**PROVIDED DATA:**
++++++++++++++++++++
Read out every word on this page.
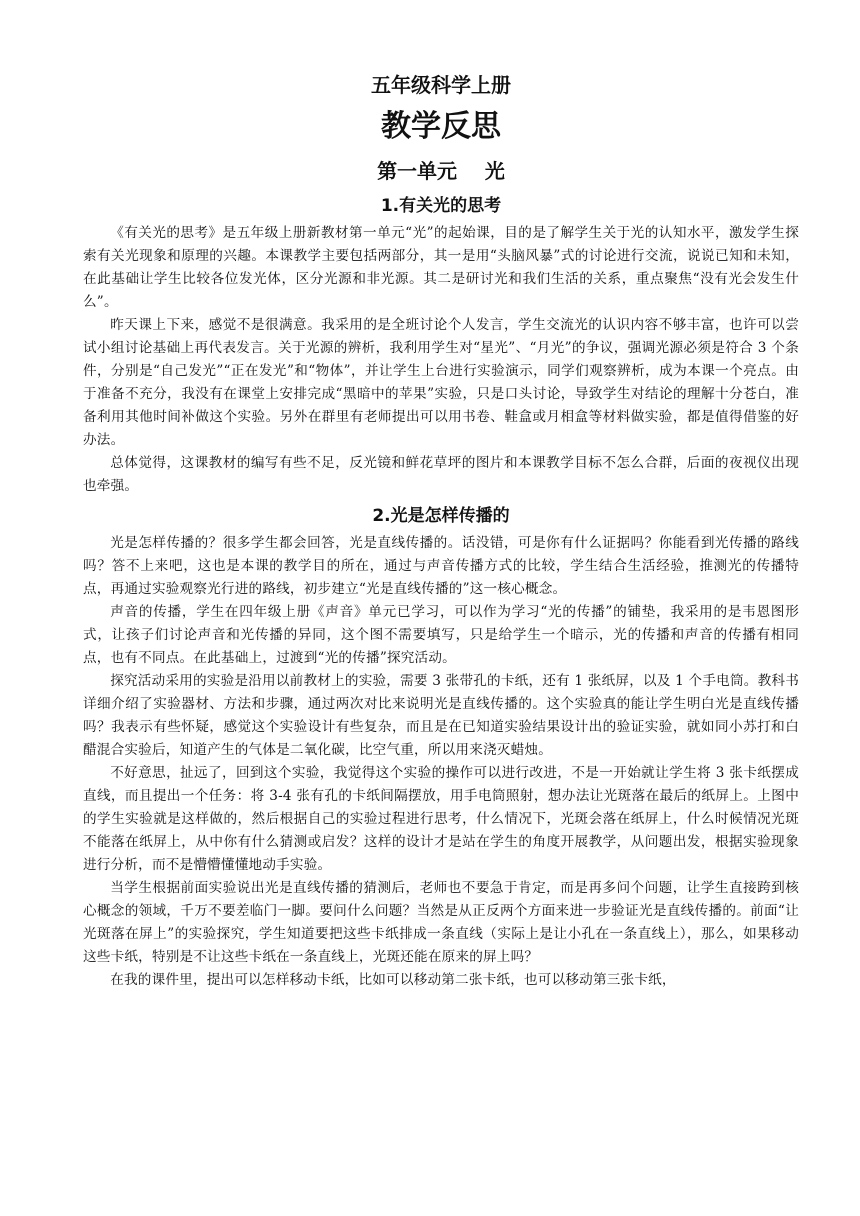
五年级科学上册
教学反思
第一单元    光
1.有关光的思考

《有关光的思考》是五年级上册新教材第一单元“光”的起始课，目的是了解学生关于光的认知水平，激发学生探索有关光现象和原理的兴趣。本课教学主要包括两部分，其一是用“头脑风暴”式的讨论进行交流，说说已知和未知，在此基础让学生比较各位发光体，区分光源和非光源。其二是研讨光和我们生活的关系，重点聚焦“没有光会发生什么”。

昨天课上下来，感觉不是很满意。我采用的是全班讨论个人发言，学生交流光的认识内容不够丰富，也许可以尝试小组讨论基础上再代表发言。关于光源的辨析，我利用学生对“星光”、“月光”的争议，强调光源必须是符合 3 个条件，分别是“自己发光”“正在发光”和“物体”，并让学生上台进行实验演示，同学们观察辨析，成为本课一个亮点。由于准备不充分，我没有在课堂上安排完成“黑暗中的苹果”实验，只是口头讨论，导致学生对结论的理解十分苍白，准备利用其他时间补做这个实验。另外在群里有老师提出可以用书卷、鞋盒或月相盒等材料做实验，都是值得借鉴的好办法。

总体觉得，这课教材的编写有些不足，反光镜和鲜花草坪的图片和本课教学目标不怎么合群，后面的夜视仪出现也牵强。

2.光是怎样传播的

光是怎样传播的？很多学生都会回答，光是直线传播的。话没错，可是你有什么证据吗？你能看到光传播的路线吗？答不上来吧，这也是本课的教学目的所在，通过与声音传播方式的比较，学生结合生活经验，推测光的传播特点，再通过实验观察光行进的路线，初步建立“光是直线传播的”这一核心概念。

声音的传播，学生在四年级上册《声音》单元已学习，可以作为学习“光的传播”的铺垫，我采用的是韦恩图形式，让孩子们讨论声音和光传播的异同，这个图不需要填写，只是给学生一个暗示，光的传播和声音的传播有相同点，也有不同点。在此基础上，过渡到“光的传播”探究活动。

探究活动采用的实验是沿用以前教材上的实验，需要 3 张带孔的卡纸，还有 1 张纸屏，以及 1 个手电筒。教科书详细介绍了实验器材、方法和步骤，通过两次对比来说明光是直线传播的。这个实验真的能让学生明白光是直线传播吗？我表示有些怀疑，感觉这个实验设计有些复杂，而且是在已知道实验结果设计出的验证实验，就如同小苏打和白醋混合实验后，知道产生的气体是二氧化碳，比空气重，所以用来浇灭蜡烛。

不好意思，扯远了，回到这个实验，我觉得这个实验的操作可以进行改进，不是一开始就让学生将 3 张卡纸摆成直线，而且提出一个任务：将 3-4 张有孔的卡纸间隔摆放，用手电筒照射，想办法让光斑落在最后的纸屏上。上图中的学生实验就是这样做的，然后根据自己的实验过程进行思考，什么情况下，光斑会落在纸屏上，什么时候情况光斑不能落在纸屏上，从中你有什么猜测或启发？这样的设计才是站在学生的角度开展教学，从问题出发，根据实验现象进行分析，而不是懵懵懂懂地动手实验。

当学生根据前面实验说出光是直线传播的猜测后，老师也不要急于肯定，而是再多问个问题，让学生直接跨到核心概念的领域，千万不要差临门一脚。要问什么问题？当然是从正反两个方面来进一步验证光是直线传播的。前面“让光斑落在屏上”的实验探究，学生知道要把这些卡纸排成一条直线（实际上是让小孔在一条直线上），那么，如果移动这些卡纸，特别是不让这些卡纸在一条直线上，光斑还能在原来的屏上吗？

在我的课件里，提出可以怎样移动卡纸，比如可以移动第二张卡纸，也可以移动第三张卡纸，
++++++++++++++++++++
**WHAT YOU HAVE TO DO:**
What comes back should match the records exactly, minus any pictures.

**RESPONSE BELOW:**
Read out every word on this page.
五年级科学上册
教学反思
第一单元    光
1.有关光的思考

《有关光的思考》是五年级上册新教材第一单元“光”的起始课，目的是了解学生关于光的认知水平，激发学生探索有关光现象和原理的兴趣。本课教学主要包括两部分，其一是用“头脑风暴”式的讨论进行交流，说说已知和未知，在此基础让学生比较各位发光体，区分光源和非光源。其二是研讨光和我们生活的关系，重点聚焦“没有光会发生什么”。

昨天课上下来，感觉不是很满意。我采用的是全班讨论个人发言，学生交流光的认识内容不够丰富，也许可以尝试小组讨论基础上再代表发言。关于光源的辨析，我利用学生对“星光”、“月光”的争议，强调光源必须是符合 3 个条件，分别是“自己发光”“正在发光”和“物体”，并让学生上台进行实验演示，同学们观察辨析，成为本课一个亮点。由于准备不充分，我没有在课堂上安排完成“黑暗中的苹果”实验，只是口头讨论，导致学生对结论的理解十分苍白，准备利用其他时间补做这个实验。另外在群里有老师提出可以用书卷、鞋盒或月相盒等材料做实验，都是值得借鉴的好办法。

总体觉得，这课教材的编写有些不足，反光镜和鲜花草坪的图片和本课教学目标不怎么合群，后面的夜视仪出现也牵强。

2.光是怎样传播的

光是怎样传播的？很多学生都会回答，光是直线传播的。话没错，可是你有什么证据吗？你能看到光传播的路线吗？答不上来吧，这也是本课的教学目的所在，通过与声音传播方式的比较，学生结合生活经验，推测光的传播特点，再通过实验观察光行进的路线，初步建立“光是直线传播的”这一核心概念。

声音的传播，学生在四年级上册《声音》单元已学习，可以作为学习“光的传播”的铺垫，我采用的是韦恩图形式，让孩子们讨论声音和光传播的异同，这个图不需要填写，只是给学生一个暗示，光的传播和声音的传播有相同点，也有不同点。在此基础上，过渡到“光的传播”探究活动。

探究活动采用的实验是沿用以前教材上的实验，需要 3 张带孔的卡纸，还有 1 张纸屏，以及 1 个手电筒。教科书详细介绍了实验器材、方法和步骤，通过两次对比来说明光是直线传播的。这个实验真的能让学生明白光是直线传播吗？我表示有些怀疑，感觉这个实验设计有些复杂，而且是在已知道实验结果设计出的验证实验，就如同小苏打和白醋混合实验后，知道产生的气体是二氧化碳，比空气重，所以用来浇灭蜡烛。

不好意思，扯远了，回到这个实验，我觉得这个实验的操作可以进行改进，不是一开始就让学生将 3 张卡纸摆成直线，而且提出一个任务：将 3-4 张有孔的卡纸间隔摆放，用手电筒照射，想办法让光斑落在最后的纸屏上。上图中的学生实验就是这样做的，然后根据自己的实验过程进行思考，什么情况下，光斑会落在纸屏上，什么时候情况光斑不能落在纸屏上，从中你有什么猜测或启发？这样的设计才是站在学生的角度开展教学，从问题出发，根据实验现象进行分析，而不是懵懵懂懂地动手实验。

当学生根据前面实验说出光是直线传播的猜测后，老师也不要急于肯定，而是再多问个问题，让学生直接跨到核心概念的领域，千万不要差临门一脚。要问什么问题？当然是从正反两个方面来进一步验证光是直线传播的。前面“让光斑落在屏上”的实验探究，学生知道要把这些卡纸排成一条直线（实际上是让小孔在一条直线上），那么，如果移动这些卡纸，特别是不让这些卡纸在一条直线上，光斑还能在原来的屏上吗？

在我的课件里，提出可以怎样移动卡纸，比如可以移动第二张卡纸，也可以移动第三张卡纸，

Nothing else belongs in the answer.